Given exercise:
Return, unchanged, the lines from the one containing "data-point-stage-e <box>1191 125" through the one containing "marker <box>616 661 631 676</box>", including both of those lines.

Information shown:
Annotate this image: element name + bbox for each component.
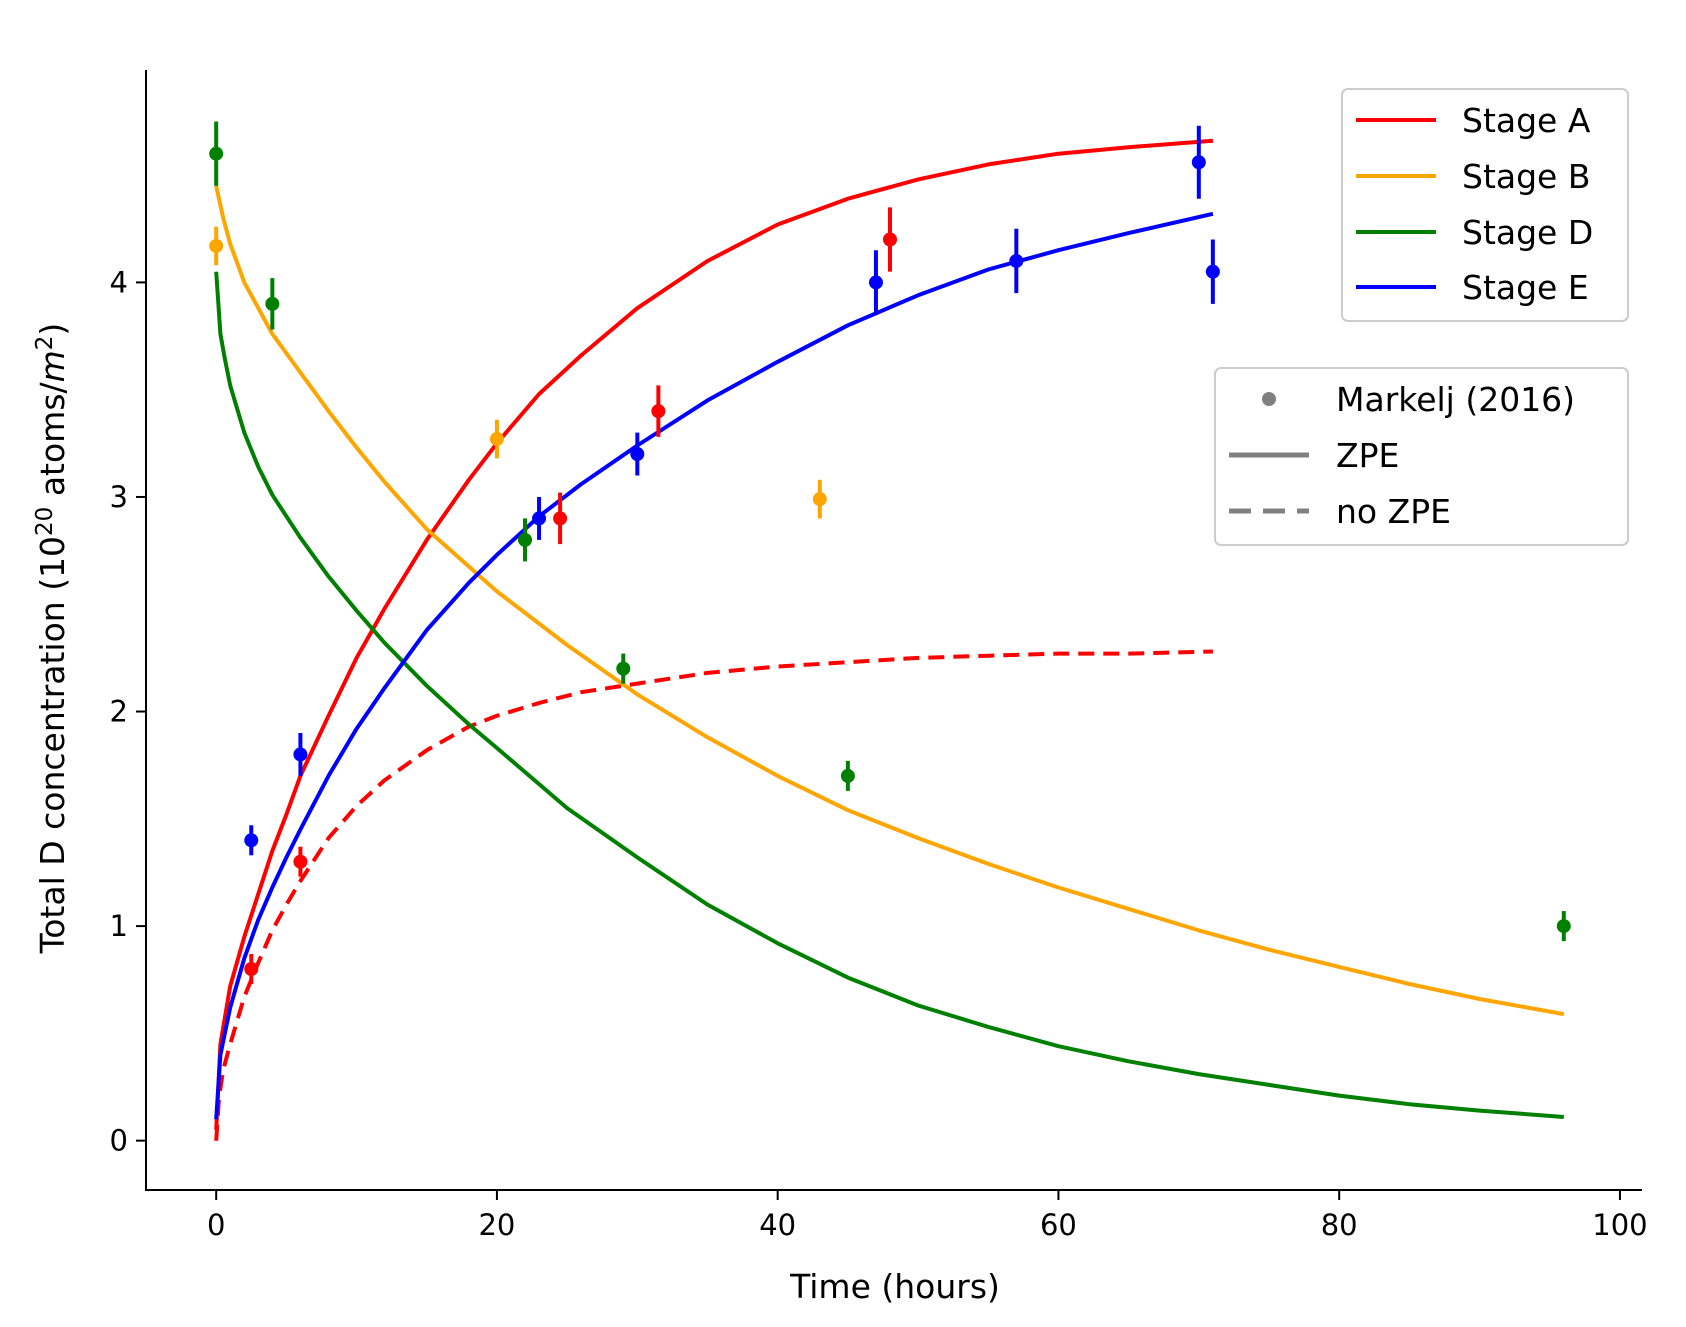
data-point-stage-e <box>1191 125 1206 199</box>
data-point-stage-d <box>265 278 280 330</box>
series-legend: Stage A Stage B Stage D Stage E <box>1341 88 1629 322</box>
points-layer <box>209 121 1571 985</box>
marker <box>616 661 631 676</box>
marker <box>244 962 259 977</box>
marker <box>812 492 827 507</box>
data-point-stage-a <box>553 492 568 545</box>
curve-stage-b-zpe <box>214 185 1565 1017</box>
data-point-stage-e <box>1009 228 1024 294</box>
y-tick-label: 2 <box>110 695 128 729</box>
marker <box>293 747 308 762</box>
y-axis-label-units: atoms/ <box>33 381 72 506</box>
x-tick-label: 0 <box>207 1208 225 1242</box>
data-point-stage-d <box>209 121 224 186</box>
data-point-stage-d <box>1556 911 1571 942</box>
x-tick-label: 40 <box>759 1208 796 1242</box>
y-tick-label: 3 <box>110 480 128 514</box>
style-legend: Markelj (2016) ZPE no ZPE <box>1214 367 1629 546</box>
data-point-stage-a <box>293 846 308 877</box>
y-axis-label-unit-exponent: 2 <box>32 336 58 351</box>
marker <box>651 404 666 419</box>
legend-label-stage-d: Stage D <box>1462 213 1593 252</box>
y-tick-label: 1 <box>110 909 128 943</box>
marker <box>1556 919 1571 934</box>
data-point-stage-a <box>244 953 259 985</box>
marker <box>1205 264 1220 279</box>
axes <box>145 70 1642 1191</box>
data-point-stage-a <box>882 207 897 272</box>
y-axis-label-main: Total D concentration (10 <box>33 536 72 954</box>
marker <box>244 833 259 848</box>
data-point-stage-b <box>812 479 827 519</box>
legend-label-no-zpe: no ZPE <box>1336 492 1451 531</box>
curves-layer <box>214 138 1565 1141</box>
marker <box>209 146 224 161</box>
legend-label-stage-e: Stage E <box>1462 268 1589 307</box>
data-point-stage-e <box>532 496 547 540</box>
marker <box>209 238 224 253</box>
data-point-stage-e <box>244 825 259 856</box>
data-point-stage-b <box>209 226 224 266</box>
y-axis-label: Total D concentration (1020 atoms/m2) <box>32 323 72 955</box>
data-point-stage-e <box>630 432 645 476</box>
marker <box>489 432 504 447</box>
data-point-stage-e <box>1205 239 1220 304</box>
data-point-stage-a <box>651 385 666 437</box>
x-tick-label: 100 <box>1592 1208 1647 1242</box>
data-point-stage-b <box>489 419 504 459</box>
marker <box>630 447 645 462</box>
marker <box>1191 155 1206 170</box>
marker <box>293 854 308 869</box>
marker <box>882 232 897 247</box>
x-tick-label: 60 <box>1040 1208 1077 1242</box>
curve-stage-a-zpe <box>214 138 1214 1130</box>
x-axis-label: Time (hours) <box>789 1267 1000 1306</box>
x-tick-label: 80 <box>1321 1208 1358 1242</box>
legend-key-marker <box>1262 392 1276 406</box>
marker <box>265 296 280 311</box>
marker <box>518 532 533 547</box>
x-tick-label: 20 <box>478 1208 515 1242</box>
marker <box>553 511 568 526</box>
legend-label-markelj: Markelj (2016) <box>1336 380 1575 419</box>
style-legend-box <box>1214 367 1629 546</box>
data-point-stage-e <box>293 732 308 776</box>
y-axis-label-unit-symbol: m <box>33 350 72 382</box>
legend-label-stage-b: Stage B <box>1462 157 1591 196</box>
y-tick-label: 0 <box>110 1124 128 1158</box>
marker <box>868 275 883 290</box>
ticks-layer: 0 20 40 60 80 100 0 1 2 3 4 <box>110 265 1648 1242</box>
curve-stage-e-zpe <box>214 211 1214 1120</box>
marker <box>840 768 855 783</box>
marker <box>532 511 547 526</box>
data-point-stage-e <box>868 250 883 315</box>
marker <box>1009 253 1024 268</box>
data-point-stage-d <box>518 518 533 562</box>
legend-label-zpe: ZPE <box>1336 436 1399 475</box>
y-tick-label: 4 <box>110 265 128 299</box>
legend-label-stage-a: Stage A <box>1462 101 1591 140</box>
data-point-stage-d <box>840 760 855 791</box>
curve-stage-a-no-zpe <box>214 649 1213 1141</box>
y-axis-label-exponent: 20 <box>32 507 58 536</box>
data-point-stage-d <box>616 653 631 684</box>
curve-stage-d-zpe <box>214 271 1564 1119</box>
series-legend-box <box>1341 88 1629 322</box>
y-axis-label-close: ) <box>33 323 72 336</box>
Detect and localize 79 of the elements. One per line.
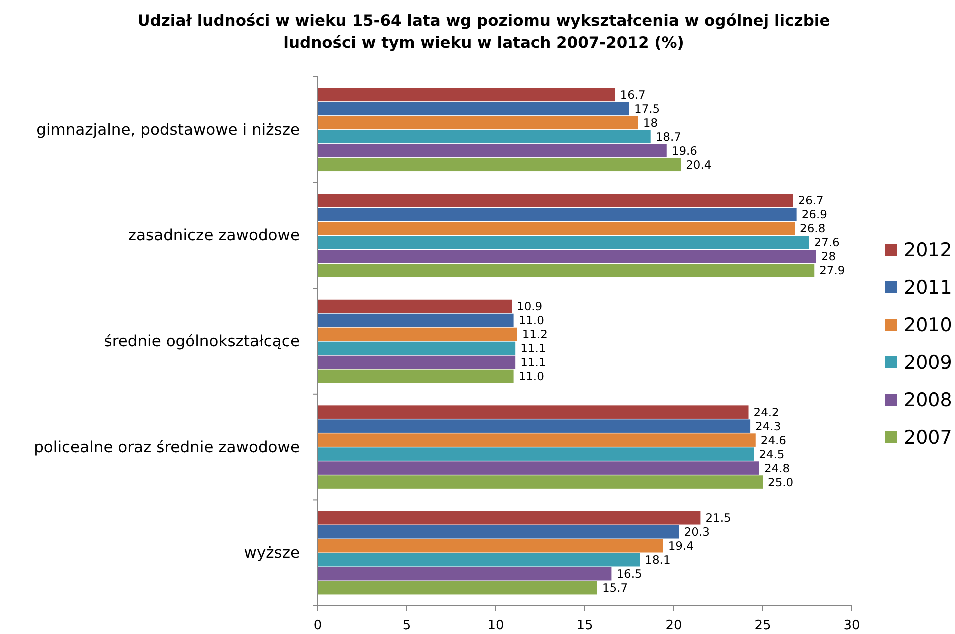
bar	[318, 370, 514, 384]
legend-label: 2011	[904, 277, 952, 300]
bar	[318, 581, 598, 595]
bar	[318, 222, 796, 236]
x-tick-label: 5	[402, 618, 412, 634]
data-label: 18	[643, 116, 658, 130]
bar	[318, 406, 749, 419]
bar	[318, 462, 760, 475]
data-label: 20.3	[684, 525, 710, 540]
bar	[318, 420, 751, 433]
bar	[318, 194, 794, 208]
data-label: 24.2	[754, 405, 780, 420]
data-label: 26.9	[802, 208, 828, 222]
x-tick-label: 20	[666, 618, 682, 634]
data-label: 17.5	[634, 102, 660, 116]
data-label: 11.1	[520, 356, 546, 370]
bar	[318, 525, 680, 539]
bar	[318, 511, 701, 525]
data-label: 15.7	[602, 581, 628, 596]
bar	[318, 116, 638, 130]
data-label: 25.0	[768, 475, 794, 490]
bar	[318, 88, 616, 102]
data-label: 24.5	[759, 447, 785, 462]
chart-title: Udział ludności w wieku 15-64 lata wg poziomu wykształcenia w ogólnej liczbie ludności w tym wieku w latach 2007-2012 (%)	[138, 12, 830, 52]
y-tick-label: wyższe	[244, 544, 300, 562]
bar	[318, 236, 810, 250]
data-label: 16.5	[616, 567, 642, 582]
bar	[318, 208, 797, 222]
data-label: 11.2	[522, 328, 548, 342]
x-tick-label: 15	[576, 618, 594, 634]
legend-label: 2008	[904, 390, 952, 412]
data-label: 24.6	[760, 433, 786, 448]
bar	[318, 130, 651, 144]
legend-label: 2010	[904, 314, 952, 337]
data-label: 28	[821, 250, 836, 264]
bar	[318, 102, 630, 116]
y-tick-label: policealne oraz średnie zawodowe	[34, 438, 300, 456]
bar	[318, 144, 667, 158]
legend-label: 2007	[904, 427, 952, 450]
y-tick-label: gimnazjalne, podstawowe i niższe	[36, 120, 300, 139]
data-label: 24.3	[756, 419, 782, 434]
data-label: 10.9	[517, 300, 543, 314]
bar	[318, 434, 756, 447]
x-tick-label: 25	[754, 618, 772, 634]
bar	[318, 356, 516, 370]
bar	[318, 567, 612, 581]
data-label: 11.1	[520, 342, 546, 356]
bar	[318, 539, 664, 553]
data-label: 11.0	[518, 370, 544, 384]
bar	[318, 448, 754, 461]
x-tick-label: 30	[844, 618, 860, 634]
data-label: 26.8	[800, 222, 826, 236]
bar	[318, 264, 815, 278]
data-label: 27.6	[814, 236, 840, 250]
bar	[318, 300, 512, 314]
data-label: 18.1	[645, 553, 671, 568]
legend-label: 2012	[904, 240, 952, 262]
data-label: 18.7	[656, 130, 682, 144]
data-label: 26.7	[798, 194, 824, 208]
data-label: 16.7	[620, 88, 646, 102]
y-tick-label: średnie ogólnokształcące	[104, 332, 300, 350]
legend-label: 2009	[904, 352, 952, 374]
data-label: 24.8	[764, 461, 790, 476]
bar	[318, 476, 763, 489]
bar	[318, 314, 514, 328]
data-label: 11.0	[518, 314, 544, 328]
x-tick-label: 0	[314, 618, 322, 634]
bar	[318, 250, 816, 264]
bar	[318, 342, 516, 356]
bar	[318, 158, 682, 172]
data-label: 21.5	[706, 511, 732, 526]
y-tick-label: zasadnicze zawodowe	[128, 226, 300, 245]
x-tick-label: 10	[488, 618, 504, 634]
data-label: 20.4	[686, 158, 712, 172]
bar	[318, 328, 518, 342]
bar	[318, 553, 640, 567]
data-label: 19.6	[672, 144, 698, 158]
data-label: 19.4	[668, 539, 694, 554]
data-label: 27.9	[820, 264, 846, 278]
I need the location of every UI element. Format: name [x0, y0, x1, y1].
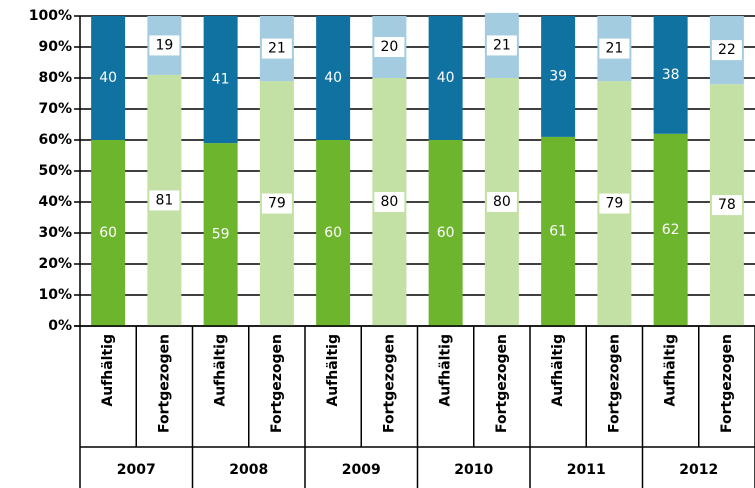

Response to this task:
data-point-stage-e <box>1191 125 1206 199</box>
data-point-stage-d <box>265 278 280 330</box>
series-legend: Stage A Stage B Stage D Stage E <box>1341 88 1629 322</box>
points-layer <box>209 121 1571 985</box>
marker <box>616 661 631 676</box>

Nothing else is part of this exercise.